## Material for this task

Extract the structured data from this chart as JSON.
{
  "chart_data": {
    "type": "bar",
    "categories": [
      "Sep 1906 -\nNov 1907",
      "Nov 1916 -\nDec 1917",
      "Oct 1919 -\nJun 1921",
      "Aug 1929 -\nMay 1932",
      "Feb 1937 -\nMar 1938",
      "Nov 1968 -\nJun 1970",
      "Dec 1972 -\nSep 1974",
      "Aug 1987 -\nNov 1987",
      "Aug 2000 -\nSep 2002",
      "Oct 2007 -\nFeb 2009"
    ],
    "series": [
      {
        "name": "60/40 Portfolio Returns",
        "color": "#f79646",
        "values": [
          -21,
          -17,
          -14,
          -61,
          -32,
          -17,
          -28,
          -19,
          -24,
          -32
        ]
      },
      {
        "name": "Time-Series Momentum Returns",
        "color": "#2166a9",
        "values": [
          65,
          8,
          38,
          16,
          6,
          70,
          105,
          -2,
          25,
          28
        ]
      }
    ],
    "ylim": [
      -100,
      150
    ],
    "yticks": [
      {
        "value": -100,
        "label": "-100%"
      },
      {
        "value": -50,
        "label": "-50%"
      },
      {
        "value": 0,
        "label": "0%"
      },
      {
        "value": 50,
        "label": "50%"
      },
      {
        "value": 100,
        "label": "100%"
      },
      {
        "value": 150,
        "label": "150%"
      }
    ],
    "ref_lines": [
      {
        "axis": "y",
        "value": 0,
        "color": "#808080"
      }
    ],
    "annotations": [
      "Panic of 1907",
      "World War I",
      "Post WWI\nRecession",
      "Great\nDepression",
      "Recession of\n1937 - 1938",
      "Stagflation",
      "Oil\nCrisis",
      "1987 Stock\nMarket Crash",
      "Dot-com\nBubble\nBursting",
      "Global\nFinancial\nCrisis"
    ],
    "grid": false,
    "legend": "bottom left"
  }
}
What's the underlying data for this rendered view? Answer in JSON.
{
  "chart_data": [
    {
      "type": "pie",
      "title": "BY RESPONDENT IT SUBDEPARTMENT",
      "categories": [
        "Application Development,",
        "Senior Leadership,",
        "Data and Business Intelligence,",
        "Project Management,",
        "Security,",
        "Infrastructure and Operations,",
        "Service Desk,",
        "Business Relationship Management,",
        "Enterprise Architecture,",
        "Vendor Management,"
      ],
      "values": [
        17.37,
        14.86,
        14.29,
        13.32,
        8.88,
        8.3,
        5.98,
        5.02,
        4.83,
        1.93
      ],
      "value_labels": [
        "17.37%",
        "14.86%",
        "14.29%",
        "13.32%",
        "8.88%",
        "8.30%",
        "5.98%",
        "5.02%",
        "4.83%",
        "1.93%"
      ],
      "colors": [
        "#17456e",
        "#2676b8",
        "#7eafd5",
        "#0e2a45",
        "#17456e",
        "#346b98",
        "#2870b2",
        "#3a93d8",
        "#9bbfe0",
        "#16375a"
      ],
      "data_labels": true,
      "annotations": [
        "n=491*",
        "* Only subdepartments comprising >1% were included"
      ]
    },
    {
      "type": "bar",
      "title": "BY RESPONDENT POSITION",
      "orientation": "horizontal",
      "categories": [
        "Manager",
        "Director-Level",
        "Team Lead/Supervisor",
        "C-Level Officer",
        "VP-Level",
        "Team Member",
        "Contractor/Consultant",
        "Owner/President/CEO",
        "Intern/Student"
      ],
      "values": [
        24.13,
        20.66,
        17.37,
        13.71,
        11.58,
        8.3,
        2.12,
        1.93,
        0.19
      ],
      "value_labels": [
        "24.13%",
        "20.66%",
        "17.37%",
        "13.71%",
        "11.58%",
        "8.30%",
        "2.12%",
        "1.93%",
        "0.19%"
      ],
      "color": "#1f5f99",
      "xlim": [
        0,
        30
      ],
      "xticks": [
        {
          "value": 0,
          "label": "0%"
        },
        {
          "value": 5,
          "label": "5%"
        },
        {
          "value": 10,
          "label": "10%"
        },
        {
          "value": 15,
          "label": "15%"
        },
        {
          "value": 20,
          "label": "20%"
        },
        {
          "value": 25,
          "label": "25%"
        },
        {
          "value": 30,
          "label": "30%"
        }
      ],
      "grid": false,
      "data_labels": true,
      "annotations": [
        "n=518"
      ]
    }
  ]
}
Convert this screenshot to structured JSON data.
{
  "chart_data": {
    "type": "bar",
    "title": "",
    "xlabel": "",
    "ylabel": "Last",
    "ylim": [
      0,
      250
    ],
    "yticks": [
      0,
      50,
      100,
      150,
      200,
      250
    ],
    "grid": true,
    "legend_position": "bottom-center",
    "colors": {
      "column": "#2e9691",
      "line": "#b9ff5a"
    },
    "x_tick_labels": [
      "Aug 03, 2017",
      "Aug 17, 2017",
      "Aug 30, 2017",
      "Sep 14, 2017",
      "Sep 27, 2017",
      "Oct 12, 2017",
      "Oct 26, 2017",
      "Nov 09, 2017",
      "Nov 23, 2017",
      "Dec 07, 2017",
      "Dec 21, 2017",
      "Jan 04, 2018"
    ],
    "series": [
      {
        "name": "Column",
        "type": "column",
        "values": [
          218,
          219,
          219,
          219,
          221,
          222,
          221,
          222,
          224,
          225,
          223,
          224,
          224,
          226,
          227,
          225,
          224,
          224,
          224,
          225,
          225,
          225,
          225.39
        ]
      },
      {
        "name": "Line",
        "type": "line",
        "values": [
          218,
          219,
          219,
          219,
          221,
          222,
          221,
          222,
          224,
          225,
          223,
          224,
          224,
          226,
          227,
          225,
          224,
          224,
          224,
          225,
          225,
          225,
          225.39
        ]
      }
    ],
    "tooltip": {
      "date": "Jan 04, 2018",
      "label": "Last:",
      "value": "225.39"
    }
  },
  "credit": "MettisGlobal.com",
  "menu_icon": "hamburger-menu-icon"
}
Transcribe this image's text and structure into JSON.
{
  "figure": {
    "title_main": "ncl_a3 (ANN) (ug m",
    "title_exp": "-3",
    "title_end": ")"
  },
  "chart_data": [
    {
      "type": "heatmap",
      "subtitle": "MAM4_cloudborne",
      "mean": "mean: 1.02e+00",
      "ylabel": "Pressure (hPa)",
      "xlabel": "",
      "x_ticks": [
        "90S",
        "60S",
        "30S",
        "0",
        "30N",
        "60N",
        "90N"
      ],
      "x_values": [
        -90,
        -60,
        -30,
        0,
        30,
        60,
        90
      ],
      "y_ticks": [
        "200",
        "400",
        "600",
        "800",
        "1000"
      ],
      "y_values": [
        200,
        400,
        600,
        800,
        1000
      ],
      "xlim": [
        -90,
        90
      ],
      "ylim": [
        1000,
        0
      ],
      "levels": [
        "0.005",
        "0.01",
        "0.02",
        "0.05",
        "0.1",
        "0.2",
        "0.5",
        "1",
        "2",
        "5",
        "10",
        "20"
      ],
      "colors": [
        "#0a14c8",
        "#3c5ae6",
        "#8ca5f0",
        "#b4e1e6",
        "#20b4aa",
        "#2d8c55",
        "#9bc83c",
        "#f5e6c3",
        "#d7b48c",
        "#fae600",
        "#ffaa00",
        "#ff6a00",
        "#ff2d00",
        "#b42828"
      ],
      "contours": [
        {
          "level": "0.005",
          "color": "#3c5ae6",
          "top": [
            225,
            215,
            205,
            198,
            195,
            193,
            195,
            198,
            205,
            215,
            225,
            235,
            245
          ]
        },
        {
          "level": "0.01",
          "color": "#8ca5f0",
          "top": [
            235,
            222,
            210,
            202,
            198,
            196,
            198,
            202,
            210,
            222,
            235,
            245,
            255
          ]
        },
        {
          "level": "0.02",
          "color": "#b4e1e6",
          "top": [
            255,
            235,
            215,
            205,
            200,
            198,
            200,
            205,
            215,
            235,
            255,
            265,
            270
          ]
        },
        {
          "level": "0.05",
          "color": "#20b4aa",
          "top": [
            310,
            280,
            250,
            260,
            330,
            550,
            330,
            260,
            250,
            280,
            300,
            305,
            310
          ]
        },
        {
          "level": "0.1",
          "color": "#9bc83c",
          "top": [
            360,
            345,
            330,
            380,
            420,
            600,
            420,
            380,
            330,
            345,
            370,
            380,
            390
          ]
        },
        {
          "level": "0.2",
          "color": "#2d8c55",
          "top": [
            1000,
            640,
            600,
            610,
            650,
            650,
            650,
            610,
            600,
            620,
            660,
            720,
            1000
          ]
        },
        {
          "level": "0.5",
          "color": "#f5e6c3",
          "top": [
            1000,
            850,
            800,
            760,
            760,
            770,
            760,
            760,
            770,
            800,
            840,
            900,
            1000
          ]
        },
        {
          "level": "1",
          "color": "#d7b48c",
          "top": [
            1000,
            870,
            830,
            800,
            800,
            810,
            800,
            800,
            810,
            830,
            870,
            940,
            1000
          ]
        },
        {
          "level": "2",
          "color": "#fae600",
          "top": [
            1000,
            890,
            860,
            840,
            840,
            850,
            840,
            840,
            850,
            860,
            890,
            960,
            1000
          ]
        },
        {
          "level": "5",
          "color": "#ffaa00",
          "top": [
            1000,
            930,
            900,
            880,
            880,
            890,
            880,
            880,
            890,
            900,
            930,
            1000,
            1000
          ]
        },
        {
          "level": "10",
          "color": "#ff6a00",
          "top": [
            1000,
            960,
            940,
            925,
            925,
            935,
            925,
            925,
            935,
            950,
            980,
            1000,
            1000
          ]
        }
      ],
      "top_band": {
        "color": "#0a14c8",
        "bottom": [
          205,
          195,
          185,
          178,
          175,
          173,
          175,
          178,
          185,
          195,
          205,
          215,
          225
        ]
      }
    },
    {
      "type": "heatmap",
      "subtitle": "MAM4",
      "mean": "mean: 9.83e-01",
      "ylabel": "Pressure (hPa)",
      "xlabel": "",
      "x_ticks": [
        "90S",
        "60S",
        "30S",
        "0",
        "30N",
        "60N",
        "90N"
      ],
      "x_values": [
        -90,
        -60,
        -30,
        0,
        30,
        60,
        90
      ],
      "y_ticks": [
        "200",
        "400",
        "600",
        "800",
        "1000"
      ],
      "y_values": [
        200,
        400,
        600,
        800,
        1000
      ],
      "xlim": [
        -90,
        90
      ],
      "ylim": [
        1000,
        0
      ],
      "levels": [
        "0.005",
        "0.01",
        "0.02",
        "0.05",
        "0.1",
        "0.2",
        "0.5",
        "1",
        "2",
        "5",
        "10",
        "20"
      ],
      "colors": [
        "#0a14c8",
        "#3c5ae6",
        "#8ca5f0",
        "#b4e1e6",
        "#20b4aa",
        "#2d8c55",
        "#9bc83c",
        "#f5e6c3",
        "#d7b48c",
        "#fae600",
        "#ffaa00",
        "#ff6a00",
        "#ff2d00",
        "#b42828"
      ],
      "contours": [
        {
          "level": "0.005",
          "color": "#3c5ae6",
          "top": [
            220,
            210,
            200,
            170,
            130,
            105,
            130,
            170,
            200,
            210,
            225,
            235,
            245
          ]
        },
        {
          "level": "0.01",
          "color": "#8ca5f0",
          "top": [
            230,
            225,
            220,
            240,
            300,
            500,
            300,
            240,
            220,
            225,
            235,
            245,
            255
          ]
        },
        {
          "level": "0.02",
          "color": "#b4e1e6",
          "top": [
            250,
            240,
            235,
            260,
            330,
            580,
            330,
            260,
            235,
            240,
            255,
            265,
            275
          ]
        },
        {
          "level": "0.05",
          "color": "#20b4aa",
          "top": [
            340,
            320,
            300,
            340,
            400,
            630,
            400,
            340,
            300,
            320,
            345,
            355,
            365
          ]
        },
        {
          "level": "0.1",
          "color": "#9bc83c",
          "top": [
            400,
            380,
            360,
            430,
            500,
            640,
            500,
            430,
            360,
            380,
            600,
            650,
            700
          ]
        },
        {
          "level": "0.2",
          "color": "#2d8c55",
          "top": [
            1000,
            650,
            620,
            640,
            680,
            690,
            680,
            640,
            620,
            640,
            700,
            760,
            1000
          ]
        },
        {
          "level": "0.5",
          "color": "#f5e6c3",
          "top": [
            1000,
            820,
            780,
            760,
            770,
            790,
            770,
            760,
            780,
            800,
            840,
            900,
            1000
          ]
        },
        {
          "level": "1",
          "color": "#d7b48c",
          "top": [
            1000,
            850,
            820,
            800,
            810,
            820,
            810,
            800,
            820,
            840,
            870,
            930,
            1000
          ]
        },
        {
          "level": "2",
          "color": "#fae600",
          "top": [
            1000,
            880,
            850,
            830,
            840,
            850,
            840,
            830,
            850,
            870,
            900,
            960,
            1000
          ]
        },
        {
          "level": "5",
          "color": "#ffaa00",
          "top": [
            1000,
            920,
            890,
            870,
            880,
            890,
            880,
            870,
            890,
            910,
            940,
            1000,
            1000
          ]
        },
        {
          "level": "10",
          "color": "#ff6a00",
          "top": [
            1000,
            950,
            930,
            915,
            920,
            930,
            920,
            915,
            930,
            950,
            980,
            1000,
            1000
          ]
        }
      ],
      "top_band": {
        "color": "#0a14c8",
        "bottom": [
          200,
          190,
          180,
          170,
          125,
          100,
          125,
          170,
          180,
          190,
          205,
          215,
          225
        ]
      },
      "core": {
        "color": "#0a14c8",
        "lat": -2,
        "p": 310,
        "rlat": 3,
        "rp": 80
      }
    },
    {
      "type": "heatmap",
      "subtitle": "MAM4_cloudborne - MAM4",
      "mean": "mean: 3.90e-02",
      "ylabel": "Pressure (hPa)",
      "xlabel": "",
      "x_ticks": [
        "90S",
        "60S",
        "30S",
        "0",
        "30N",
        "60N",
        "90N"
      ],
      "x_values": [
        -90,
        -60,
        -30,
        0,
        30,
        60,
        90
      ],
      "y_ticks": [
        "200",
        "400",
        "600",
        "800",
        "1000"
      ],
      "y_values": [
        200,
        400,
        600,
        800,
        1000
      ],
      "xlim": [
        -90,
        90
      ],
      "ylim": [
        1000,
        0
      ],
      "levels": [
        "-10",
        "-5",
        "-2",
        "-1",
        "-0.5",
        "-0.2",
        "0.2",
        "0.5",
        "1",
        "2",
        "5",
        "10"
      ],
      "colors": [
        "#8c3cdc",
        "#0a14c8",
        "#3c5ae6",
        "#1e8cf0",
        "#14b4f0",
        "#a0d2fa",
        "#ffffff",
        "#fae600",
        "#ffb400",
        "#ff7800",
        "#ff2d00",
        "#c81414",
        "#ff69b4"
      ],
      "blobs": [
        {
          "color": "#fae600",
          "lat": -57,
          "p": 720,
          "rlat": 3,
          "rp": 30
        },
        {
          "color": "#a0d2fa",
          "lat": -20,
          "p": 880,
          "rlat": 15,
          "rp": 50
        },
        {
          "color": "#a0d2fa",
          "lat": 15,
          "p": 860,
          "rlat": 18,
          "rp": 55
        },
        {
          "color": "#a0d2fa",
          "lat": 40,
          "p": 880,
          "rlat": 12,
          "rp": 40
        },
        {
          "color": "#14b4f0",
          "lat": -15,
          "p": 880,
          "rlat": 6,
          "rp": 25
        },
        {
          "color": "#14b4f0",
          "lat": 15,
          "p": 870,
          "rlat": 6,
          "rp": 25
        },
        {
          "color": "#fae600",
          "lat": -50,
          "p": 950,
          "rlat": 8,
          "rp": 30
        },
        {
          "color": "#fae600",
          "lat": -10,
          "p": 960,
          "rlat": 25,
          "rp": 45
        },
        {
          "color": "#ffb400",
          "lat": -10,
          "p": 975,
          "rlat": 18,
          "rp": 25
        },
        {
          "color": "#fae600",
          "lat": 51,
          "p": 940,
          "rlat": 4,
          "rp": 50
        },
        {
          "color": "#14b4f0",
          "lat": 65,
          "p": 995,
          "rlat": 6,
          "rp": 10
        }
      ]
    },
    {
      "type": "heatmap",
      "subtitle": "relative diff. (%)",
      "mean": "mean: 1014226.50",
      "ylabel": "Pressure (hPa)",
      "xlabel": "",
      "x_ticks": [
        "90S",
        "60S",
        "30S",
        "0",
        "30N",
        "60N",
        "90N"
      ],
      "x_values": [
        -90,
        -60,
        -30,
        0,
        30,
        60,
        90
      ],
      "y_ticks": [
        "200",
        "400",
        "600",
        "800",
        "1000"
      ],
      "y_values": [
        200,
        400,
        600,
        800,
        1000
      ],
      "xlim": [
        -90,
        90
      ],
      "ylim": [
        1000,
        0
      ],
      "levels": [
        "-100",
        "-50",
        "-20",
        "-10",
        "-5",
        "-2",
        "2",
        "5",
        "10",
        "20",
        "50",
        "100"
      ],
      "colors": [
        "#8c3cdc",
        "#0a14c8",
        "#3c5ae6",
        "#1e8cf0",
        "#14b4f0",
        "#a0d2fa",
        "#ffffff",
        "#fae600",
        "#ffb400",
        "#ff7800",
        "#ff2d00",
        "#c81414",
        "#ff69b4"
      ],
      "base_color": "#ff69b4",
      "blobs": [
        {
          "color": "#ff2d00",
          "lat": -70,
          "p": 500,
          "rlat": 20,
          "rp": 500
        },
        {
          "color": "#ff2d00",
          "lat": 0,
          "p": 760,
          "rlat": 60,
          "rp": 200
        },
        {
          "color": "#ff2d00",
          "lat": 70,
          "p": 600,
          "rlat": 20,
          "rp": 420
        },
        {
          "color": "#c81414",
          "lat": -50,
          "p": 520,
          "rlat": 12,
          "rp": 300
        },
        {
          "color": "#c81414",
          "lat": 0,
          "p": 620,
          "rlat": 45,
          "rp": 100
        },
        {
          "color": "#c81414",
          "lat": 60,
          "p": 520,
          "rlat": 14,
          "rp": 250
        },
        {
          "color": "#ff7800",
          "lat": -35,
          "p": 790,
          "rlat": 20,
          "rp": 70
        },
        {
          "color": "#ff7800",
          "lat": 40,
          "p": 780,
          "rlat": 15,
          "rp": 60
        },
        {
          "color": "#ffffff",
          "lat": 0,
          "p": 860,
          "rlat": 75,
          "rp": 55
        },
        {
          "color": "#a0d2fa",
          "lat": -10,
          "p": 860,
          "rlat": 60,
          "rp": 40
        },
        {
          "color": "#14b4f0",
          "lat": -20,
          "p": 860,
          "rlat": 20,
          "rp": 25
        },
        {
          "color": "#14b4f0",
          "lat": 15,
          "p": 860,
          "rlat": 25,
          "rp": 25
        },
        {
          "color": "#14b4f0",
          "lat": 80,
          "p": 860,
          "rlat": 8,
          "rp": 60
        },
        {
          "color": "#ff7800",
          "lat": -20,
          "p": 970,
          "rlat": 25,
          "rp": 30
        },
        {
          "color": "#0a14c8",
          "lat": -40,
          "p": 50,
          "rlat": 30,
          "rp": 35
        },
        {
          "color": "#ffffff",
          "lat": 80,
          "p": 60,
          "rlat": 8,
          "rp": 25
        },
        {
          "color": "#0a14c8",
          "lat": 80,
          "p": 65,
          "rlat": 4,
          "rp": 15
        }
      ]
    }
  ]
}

## Exercise goal
Identify the lines that hold the word "Business". Copy every one of them.

## Response to the exercise
        "Data and Business Intelligence,",
        "Business Relationship Management,",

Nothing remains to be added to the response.